### Task objective
Copy every line that contains the string "opus" from the entries below.

### Records for this exercise
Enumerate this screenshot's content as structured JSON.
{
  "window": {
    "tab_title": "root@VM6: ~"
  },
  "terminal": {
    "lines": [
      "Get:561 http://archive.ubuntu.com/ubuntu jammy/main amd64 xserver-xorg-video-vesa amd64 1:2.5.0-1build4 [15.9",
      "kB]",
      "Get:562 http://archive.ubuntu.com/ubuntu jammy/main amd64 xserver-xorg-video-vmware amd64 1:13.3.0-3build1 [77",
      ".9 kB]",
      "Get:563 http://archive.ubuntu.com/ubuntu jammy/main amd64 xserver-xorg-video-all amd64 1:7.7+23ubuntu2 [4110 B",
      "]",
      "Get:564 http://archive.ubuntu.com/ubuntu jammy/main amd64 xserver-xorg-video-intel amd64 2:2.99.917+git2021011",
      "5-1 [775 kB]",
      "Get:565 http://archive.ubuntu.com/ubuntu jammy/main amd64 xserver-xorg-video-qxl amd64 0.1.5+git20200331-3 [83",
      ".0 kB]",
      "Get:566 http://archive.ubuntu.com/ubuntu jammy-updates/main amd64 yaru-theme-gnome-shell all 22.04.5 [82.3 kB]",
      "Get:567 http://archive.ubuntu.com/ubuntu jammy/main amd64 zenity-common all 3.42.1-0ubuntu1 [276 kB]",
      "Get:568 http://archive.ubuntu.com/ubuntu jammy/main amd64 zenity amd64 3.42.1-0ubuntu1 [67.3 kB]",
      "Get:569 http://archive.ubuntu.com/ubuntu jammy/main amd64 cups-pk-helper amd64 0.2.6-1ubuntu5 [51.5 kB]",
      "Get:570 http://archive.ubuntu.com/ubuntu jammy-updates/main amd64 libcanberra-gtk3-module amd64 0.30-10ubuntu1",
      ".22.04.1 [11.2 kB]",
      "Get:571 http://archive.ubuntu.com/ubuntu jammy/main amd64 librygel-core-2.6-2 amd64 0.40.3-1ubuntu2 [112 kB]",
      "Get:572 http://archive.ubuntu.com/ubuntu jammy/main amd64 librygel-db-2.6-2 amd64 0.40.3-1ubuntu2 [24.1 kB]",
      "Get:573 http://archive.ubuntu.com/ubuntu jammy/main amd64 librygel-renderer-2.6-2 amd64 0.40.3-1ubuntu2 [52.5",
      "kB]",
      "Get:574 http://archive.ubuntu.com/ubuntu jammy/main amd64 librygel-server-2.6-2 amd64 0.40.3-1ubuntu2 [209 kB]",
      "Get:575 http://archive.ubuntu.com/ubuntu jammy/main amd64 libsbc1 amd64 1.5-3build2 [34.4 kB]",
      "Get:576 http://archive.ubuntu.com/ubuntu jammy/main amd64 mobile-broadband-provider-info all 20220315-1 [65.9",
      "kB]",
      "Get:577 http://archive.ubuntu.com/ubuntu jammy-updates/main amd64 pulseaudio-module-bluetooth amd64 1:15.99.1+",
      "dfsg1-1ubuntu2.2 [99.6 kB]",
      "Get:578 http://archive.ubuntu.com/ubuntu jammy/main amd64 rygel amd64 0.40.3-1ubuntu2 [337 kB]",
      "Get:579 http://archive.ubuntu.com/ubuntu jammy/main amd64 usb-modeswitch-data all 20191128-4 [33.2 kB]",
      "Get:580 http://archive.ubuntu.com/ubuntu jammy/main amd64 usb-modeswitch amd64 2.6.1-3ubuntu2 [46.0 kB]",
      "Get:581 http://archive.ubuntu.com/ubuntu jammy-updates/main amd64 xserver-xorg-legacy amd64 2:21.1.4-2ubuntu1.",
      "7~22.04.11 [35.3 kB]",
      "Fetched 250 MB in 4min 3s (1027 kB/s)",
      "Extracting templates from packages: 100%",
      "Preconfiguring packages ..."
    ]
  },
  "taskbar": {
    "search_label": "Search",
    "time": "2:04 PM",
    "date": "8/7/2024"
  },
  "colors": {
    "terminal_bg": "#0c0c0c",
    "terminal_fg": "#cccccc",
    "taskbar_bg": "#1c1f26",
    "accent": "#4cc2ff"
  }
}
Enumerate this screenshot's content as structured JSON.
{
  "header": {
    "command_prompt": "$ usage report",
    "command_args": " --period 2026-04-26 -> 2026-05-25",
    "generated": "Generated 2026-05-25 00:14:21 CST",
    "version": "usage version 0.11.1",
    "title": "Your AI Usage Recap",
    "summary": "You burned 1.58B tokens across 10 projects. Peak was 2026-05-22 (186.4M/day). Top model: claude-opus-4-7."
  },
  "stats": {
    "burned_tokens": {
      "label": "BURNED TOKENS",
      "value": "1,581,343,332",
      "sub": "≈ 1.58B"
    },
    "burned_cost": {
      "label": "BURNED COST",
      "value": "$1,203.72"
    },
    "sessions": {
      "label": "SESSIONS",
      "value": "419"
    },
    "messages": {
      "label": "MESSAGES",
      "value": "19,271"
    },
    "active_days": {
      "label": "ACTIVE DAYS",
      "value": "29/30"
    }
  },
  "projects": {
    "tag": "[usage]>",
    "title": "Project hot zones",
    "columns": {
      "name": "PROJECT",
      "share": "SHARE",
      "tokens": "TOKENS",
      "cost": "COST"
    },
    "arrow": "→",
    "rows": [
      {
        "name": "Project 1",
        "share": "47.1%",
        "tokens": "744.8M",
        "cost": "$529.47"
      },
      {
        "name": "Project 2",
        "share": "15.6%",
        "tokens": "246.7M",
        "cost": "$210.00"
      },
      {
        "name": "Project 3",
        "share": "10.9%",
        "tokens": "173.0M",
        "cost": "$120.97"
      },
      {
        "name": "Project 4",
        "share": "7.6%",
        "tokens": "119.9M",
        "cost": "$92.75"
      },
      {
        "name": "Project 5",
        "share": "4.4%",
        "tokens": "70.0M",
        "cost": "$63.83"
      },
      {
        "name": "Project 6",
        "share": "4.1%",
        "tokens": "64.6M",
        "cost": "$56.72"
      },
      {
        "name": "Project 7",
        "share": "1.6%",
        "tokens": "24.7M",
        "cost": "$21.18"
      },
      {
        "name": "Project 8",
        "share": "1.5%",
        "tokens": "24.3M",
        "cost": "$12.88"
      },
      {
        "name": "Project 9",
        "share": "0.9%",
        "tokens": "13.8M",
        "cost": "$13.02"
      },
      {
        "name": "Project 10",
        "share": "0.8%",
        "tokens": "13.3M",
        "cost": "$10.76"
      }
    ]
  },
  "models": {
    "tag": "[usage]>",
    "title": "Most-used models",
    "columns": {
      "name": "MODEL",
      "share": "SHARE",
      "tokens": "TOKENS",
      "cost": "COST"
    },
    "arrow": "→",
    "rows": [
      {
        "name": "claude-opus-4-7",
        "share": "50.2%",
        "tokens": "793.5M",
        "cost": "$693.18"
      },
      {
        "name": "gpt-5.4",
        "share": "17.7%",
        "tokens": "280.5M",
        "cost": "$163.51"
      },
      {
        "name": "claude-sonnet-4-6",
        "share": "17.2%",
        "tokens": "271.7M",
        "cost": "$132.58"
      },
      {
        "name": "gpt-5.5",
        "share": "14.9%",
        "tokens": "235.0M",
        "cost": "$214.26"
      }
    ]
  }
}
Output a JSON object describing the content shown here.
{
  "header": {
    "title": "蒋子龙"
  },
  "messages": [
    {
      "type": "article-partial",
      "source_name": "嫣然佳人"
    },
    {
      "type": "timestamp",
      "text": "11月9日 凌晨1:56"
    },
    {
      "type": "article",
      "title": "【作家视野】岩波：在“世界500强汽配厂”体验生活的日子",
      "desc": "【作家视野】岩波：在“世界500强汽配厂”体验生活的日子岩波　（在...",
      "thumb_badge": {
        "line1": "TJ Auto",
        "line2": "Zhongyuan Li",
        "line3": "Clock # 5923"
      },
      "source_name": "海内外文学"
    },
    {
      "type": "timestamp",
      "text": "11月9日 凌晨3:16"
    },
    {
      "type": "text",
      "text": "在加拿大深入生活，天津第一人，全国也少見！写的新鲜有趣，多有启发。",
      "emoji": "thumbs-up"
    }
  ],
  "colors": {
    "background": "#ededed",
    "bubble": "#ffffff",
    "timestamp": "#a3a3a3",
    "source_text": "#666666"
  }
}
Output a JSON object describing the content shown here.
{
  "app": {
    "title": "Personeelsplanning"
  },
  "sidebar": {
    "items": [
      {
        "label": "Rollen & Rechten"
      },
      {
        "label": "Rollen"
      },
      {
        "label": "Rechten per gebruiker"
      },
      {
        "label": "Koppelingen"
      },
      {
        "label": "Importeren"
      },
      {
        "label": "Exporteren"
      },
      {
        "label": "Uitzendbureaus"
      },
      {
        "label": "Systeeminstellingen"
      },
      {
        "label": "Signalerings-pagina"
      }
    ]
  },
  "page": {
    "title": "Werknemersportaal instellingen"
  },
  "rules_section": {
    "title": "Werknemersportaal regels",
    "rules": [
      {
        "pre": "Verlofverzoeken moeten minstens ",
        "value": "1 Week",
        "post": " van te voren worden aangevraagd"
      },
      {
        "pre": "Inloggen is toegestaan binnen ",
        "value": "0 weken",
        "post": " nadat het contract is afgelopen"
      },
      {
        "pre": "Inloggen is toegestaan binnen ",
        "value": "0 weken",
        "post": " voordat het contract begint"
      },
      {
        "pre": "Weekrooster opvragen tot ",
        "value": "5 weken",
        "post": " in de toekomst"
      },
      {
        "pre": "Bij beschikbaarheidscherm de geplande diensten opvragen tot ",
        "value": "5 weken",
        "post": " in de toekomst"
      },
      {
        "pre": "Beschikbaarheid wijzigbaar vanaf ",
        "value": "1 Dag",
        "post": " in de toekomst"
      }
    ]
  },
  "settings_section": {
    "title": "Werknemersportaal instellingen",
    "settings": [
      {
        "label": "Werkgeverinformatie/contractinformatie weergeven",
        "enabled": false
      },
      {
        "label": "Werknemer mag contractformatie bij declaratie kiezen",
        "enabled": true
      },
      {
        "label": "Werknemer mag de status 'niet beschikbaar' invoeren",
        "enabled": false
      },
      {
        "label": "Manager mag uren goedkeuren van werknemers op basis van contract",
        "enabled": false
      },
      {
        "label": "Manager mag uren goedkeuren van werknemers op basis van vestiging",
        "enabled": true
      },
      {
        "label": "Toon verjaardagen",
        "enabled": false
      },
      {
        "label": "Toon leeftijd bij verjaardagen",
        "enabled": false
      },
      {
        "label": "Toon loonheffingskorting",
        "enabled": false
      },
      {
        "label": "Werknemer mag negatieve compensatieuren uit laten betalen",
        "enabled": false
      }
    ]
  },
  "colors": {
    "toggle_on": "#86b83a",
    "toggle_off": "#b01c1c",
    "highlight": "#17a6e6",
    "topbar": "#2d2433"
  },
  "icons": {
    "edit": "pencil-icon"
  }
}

### Task result
    "summary": "You burned 1.58B tokens across 10 projects. Peak was 2026-05-22 (186.4M/day). Top model: claude-opus-4-7."
        "name": "claude-opus-4-7",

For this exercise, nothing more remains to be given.